Filter the entries that follow, copying every line in which the word "Mirjana" appears.
════════════════
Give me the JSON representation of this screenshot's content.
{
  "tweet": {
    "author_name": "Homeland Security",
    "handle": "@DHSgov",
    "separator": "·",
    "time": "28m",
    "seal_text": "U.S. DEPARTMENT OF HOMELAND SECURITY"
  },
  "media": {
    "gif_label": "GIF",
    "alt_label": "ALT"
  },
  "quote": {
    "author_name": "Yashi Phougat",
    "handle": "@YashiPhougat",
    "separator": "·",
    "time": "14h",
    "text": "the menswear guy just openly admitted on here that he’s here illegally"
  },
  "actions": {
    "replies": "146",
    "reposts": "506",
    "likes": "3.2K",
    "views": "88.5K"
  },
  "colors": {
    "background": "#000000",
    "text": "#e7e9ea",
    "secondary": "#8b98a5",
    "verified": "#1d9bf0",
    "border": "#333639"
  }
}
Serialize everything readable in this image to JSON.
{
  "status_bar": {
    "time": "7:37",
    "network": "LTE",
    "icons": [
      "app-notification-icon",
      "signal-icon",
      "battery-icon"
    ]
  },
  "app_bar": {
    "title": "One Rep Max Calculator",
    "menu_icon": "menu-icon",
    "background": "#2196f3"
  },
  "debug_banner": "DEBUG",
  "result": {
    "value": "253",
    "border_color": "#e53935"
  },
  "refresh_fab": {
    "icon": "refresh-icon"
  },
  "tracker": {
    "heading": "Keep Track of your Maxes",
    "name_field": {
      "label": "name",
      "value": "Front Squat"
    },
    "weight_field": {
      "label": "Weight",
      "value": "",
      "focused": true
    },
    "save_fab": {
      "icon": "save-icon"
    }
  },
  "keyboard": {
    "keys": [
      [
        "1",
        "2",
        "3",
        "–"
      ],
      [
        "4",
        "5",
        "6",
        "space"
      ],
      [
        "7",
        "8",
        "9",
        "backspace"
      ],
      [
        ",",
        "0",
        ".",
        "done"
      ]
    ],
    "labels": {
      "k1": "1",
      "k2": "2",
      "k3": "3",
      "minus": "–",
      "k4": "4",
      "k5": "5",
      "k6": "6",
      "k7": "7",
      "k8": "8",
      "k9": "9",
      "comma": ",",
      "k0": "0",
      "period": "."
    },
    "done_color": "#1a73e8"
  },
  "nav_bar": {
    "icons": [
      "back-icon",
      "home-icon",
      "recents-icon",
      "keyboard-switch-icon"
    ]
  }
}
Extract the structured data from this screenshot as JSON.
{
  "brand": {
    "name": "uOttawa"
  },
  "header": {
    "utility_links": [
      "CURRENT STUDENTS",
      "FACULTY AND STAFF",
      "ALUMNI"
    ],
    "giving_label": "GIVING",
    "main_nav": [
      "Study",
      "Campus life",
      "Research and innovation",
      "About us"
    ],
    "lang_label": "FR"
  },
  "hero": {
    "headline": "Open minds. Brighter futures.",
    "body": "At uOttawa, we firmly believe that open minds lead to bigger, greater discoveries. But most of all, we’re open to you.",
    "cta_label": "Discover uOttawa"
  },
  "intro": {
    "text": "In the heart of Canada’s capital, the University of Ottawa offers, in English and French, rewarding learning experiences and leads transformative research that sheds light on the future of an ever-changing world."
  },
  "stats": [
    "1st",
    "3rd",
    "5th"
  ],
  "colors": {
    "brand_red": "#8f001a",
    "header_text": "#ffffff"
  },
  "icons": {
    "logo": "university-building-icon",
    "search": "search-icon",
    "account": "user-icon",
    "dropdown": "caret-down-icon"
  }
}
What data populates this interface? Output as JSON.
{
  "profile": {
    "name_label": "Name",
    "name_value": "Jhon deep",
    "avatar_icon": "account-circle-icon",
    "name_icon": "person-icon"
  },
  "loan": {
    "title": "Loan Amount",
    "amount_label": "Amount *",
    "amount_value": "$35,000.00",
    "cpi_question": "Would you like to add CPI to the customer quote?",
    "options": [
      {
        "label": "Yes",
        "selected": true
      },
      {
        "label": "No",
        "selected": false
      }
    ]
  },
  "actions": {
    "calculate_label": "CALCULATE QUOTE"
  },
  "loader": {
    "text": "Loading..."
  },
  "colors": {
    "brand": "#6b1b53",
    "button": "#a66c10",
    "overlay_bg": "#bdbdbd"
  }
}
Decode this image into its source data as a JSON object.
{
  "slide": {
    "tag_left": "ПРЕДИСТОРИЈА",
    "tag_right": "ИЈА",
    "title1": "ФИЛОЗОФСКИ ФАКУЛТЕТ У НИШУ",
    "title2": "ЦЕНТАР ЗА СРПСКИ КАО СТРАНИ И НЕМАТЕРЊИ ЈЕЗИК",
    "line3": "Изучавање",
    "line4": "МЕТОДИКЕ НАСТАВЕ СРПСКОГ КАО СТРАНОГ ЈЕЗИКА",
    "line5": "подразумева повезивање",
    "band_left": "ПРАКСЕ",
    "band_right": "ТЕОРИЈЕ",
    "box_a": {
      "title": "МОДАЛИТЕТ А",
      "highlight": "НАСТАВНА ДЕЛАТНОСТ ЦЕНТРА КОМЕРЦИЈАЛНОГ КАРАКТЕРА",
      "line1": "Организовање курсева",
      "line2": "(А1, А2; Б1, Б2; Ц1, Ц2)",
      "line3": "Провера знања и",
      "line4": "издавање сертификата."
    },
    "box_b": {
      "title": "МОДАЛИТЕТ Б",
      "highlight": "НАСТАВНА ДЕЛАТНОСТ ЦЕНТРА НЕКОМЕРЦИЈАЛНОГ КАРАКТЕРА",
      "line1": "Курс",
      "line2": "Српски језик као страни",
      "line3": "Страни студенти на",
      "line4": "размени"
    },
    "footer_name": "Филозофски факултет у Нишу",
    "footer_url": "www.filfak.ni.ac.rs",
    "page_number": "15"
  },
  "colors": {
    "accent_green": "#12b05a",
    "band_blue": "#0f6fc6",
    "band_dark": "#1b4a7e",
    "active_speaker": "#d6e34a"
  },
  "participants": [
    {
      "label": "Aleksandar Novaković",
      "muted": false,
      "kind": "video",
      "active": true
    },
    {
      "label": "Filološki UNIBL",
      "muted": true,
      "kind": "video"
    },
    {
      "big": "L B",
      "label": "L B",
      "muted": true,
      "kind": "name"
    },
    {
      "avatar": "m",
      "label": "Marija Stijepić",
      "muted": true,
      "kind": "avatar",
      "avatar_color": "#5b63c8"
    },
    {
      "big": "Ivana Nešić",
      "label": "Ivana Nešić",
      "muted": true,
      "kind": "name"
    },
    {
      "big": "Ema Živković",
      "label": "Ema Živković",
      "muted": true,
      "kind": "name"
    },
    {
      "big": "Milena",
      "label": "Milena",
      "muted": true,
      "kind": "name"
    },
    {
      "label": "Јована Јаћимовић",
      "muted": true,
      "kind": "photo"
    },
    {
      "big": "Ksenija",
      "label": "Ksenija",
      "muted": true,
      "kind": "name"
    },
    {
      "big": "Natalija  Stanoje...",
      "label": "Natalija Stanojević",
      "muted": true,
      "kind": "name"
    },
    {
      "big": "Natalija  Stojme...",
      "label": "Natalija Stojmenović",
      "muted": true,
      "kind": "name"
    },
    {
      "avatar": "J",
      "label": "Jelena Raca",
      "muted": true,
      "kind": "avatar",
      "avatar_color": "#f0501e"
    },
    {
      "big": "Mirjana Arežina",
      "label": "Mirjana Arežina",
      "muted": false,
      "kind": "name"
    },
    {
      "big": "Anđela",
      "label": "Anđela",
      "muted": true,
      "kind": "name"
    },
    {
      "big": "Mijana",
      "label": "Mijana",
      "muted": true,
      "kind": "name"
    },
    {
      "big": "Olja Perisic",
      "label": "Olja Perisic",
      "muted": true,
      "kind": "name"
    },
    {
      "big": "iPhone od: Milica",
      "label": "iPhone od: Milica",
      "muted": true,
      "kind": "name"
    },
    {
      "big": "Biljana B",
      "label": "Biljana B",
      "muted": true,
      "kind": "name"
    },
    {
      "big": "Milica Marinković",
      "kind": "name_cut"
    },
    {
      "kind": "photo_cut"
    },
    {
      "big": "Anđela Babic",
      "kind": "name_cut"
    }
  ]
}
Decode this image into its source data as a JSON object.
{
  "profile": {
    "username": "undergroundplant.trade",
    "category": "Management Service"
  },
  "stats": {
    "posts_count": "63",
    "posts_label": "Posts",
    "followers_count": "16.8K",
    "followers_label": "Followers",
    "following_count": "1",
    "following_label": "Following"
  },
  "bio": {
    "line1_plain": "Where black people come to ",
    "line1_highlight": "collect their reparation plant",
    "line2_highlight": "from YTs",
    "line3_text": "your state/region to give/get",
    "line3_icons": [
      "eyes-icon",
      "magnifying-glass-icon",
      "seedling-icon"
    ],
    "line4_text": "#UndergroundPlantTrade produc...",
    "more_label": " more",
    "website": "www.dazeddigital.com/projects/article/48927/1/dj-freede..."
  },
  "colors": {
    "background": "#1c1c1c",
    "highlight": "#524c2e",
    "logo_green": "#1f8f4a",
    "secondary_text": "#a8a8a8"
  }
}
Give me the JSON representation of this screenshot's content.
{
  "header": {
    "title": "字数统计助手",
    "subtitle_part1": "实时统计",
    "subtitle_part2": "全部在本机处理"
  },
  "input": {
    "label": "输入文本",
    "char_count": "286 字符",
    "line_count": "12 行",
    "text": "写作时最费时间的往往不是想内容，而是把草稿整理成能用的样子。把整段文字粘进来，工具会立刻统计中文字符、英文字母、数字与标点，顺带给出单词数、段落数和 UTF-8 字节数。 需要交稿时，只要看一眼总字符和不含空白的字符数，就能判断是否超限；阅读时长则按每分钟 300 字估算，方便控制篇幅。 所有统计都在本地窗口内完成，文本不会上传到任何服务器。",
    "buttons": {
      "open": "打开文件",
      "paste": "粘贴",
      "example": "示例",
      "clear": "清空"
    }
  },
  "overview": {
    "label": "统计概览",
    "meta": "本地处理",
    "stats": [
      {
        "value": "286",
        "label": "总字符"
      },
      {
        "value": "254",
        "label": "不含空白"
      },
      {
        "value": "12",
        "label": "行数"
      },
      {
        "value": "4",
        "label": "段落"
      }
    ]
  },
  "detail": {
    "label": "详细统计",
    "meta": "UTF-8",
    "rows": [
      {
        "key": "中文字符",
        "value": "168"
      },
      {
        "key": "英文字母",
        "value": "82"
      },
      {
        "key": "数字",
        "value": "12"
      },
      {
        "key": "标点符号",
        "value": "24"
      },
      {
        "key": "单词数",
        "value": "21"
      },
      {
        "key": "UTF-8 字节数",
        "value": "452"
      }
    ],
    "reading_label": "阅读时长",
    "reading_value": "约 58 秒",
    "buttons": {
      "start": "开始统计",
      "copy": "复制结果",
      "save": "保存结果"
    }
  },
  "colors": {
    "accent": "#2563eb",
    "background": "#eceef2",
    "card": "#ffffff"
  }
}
════════════════
Result >>
      "big": "Mirjana Arežina",
      "label": "Mirjana Arežina",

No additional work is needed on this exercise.